What you will do> Look through the data below and return each line where "China" appears.

Data entries>
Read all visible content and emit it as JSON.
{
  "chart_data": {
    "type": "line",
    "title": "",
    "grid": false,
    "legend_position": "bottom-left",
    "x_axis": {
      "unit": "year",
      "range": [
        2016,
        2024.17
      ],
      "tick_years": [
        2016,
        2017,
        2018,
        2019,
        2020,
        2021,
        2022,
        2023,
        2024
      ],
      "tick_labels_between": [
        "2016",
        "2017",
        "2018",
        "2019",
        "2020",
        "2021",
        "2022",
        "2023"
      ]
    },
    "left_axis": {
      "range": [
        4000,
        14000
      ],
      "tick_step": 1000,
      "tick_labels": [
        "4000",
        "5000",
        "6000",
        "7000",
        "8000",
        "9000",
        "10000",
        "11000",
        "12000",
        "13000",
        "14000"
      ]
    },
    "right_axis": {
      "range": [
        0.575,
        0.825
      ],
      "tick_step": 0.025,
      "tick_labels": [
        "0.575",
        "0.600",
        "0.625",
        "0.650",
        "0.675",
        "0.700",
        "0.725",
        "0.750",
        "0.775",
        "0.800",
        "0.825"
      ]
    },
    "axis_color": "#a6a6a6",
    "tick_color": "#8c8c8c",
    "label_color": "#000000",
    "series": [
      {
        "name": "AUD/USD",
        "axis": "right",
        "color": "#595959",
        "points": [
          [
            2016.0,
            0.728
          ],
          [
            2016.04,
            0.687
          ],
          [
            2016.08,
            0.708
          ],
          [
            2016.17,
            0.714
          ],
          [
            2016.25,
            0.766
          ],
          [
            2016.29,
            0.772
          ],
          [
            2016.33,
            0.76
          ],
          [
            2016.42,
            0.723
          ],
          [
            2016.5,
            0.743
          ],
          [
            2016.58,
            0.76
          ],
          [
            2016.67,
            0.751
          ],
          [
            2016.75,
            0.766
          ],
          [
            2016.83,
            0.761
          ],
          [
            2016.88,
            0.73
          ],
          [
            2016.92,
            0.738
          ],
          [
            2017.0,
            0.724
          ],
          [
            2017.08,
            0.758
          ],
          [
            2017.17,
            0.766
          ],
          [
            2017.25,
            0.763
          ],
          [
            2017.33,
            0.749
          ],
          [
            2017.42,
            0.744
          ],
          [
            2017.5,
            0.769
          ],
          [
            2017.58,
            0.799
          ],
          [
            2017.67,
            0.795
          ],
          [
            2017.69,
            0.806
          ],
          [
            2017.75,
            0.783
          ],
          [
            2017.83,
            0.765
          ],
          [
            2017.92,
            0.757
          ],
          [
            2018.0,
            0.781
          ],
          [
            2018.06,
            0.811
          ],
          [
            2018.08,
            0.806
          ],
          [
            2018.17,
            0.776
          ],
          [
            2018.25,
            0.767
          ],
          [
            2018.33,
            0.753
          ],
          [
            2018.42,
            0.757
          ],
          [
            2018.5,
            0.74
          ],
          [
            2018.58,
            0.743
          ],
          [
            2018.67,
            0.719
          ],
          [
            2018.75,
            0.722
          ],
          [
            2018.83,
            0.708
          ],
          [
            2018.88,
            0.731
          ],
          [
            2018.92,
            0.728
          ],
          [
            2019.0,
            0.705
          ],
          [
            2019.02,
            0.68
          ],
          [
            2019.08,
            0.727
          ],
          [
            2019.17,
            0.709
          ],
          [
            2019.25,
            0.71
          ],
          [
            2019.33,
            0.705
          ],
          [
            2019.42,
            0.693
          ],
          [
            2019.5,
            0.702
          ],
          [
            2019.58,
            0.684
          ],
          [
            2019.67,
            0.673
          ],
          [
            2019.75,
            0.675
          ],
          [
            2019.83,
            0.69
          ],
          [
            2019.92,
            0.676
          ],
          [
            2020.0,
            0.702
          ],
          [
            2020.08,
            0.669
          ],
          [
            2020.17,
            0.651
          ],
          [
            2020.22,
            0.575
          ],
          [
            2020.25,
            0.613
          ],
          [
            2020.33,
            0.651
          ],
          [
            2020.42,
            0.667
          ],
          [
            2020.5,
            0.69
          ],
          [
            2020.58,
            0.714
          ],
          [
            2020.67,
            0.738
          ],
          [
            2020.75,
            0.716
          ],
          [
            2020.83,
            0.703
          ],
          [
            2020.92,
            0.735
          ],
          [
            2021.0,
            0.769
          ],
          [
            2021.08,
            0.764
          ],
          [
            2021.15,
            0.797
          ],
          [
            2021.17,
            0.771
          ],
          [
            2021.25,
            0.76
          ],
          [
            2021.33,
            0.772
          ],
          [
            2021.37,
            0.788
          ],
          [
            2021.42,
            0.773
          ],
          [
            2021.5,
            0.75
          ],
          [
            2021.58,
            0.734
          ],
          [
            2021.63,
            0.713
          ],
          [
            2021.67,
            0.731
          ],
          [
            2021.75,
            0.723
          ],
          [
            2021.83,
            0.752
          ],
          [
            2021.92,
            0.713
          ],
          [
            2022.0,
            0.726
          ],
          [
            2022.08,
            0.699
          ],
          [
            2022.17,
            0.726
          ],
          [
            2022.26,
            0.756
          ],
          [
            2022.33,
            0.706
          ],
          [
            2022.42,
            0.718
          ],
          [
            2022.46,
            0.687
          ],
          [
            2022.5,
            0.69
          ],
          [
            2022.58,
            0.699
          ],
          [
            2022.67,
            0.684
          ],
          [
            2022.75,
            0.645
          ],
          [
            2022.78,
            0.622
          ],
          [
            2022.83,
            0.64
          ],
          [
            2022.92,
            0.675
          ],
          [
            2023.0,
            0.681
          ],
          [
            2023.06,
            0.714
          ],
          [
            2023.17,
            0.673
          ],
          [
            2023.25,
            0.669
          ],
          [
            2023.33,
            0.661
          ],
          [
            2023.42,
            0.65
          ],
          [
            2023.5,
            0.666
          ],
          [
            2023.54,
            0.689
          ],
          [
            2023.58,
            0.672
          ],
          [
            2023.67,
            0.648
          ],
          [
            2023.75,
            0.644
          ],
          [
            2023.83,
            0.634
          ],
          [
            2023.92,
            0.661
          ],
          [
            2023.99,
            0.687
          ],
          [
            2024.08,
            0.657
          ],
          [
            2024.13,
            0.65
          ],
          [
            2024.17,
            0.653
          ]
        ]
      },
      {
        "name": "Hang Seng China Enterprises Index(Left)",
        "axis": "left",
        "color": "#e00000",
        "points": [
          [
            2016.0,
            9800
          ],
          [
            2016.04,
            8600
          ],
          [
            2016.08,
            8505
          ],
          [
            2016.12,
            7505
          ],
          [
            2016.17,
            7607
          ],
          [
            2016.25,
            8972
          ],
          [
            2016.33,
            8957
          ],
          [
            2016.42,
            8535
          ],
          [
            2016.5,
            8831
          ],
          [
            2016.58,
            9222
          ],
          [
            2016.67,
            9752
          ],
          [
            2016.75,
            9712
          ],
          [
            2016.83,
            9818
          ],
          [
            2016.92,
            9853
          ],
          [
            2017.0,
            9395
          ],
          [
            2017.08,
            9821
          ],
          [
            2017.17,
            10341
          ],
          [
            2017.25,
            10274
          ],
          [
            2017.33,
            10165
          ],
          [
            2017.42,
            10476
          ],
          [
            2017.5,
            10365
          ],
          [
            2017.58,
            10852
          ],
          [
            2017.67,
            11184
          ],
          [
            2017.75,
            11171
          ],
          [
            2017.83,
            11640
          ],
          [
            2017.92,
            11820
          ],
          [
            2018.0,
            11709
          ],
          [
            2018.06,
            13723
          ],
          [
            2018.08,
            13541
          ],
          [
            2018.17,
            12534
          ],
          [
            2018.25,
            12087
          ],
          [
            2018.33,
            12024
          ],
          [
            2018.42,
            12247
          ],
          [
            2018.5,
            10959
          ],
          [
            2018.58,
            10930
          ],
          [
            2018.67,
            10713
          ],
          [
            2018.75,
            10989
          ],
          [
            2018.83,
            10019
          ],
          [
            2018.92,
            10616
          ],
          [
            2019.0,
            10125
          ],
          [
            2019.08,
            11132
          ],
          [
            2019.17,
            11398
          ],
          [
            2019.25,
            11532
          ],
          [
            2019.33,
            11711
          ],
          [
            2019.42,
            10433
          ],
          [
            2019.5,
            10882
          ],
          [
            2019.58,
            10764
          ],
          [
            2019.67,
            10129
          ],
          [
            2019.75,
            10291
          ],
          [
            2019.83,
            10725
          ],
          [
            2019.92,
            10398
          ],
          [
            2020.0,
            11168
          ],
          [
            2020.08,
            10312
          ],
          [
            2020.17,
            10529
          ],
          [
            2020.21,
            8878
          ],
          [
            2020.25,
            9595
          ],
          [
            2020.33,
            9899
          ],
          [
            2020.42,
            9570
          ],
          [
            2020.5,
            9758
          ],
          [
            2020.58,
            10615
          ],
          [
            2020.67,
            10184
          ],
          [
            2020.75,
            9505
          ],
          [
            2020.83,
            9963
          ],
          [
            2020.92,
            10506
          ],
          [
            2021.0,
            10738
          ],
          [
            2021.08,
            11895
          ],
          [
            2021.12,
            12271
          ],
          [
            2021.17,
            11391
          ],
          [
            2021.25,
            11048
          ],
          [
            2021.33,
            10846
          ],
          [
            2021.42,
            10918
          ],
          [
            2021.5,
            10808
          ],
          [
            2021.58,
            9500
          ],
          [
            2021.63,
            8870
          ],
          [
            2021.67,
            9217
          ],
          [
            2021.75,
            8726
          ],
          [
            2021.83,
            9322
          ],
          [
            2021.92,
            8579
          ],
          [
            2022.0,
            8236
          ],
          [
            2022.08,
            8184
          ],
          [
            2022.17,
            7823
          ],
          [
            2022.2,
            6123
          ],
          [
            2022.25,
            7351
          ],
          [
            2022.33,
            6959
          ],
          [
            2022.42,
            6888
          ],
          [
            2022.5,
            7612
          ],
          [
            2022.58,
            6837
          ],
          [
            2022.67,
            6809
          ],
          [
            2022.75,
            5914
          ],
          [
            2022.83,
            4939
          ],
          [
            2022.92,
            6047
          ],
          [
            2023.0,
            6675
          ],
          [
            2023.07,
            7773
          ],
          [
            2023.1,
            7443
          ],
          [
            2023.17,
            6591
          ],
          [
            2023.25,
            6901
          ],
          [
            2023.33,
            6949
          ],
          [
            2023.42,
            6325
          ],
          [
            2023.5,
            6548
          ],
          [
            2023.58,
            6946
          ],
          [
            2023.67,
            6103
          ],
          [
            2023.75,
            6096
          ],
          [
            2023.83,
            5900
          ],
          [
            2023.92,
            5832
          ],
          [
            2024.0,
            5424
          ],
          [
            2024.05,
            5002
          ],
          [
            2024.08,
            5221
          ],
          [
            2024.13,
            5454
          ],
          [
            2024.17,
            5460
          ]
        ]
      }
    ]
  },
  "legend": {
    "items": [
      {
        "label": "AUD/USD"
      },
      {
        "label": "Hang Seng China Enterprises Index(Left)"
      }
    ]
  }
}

Worked answer>
        "name": "Hang Seng China Enterprises Index(Left)",
        "label": "Hang Seng China Enterprises Index(Left)"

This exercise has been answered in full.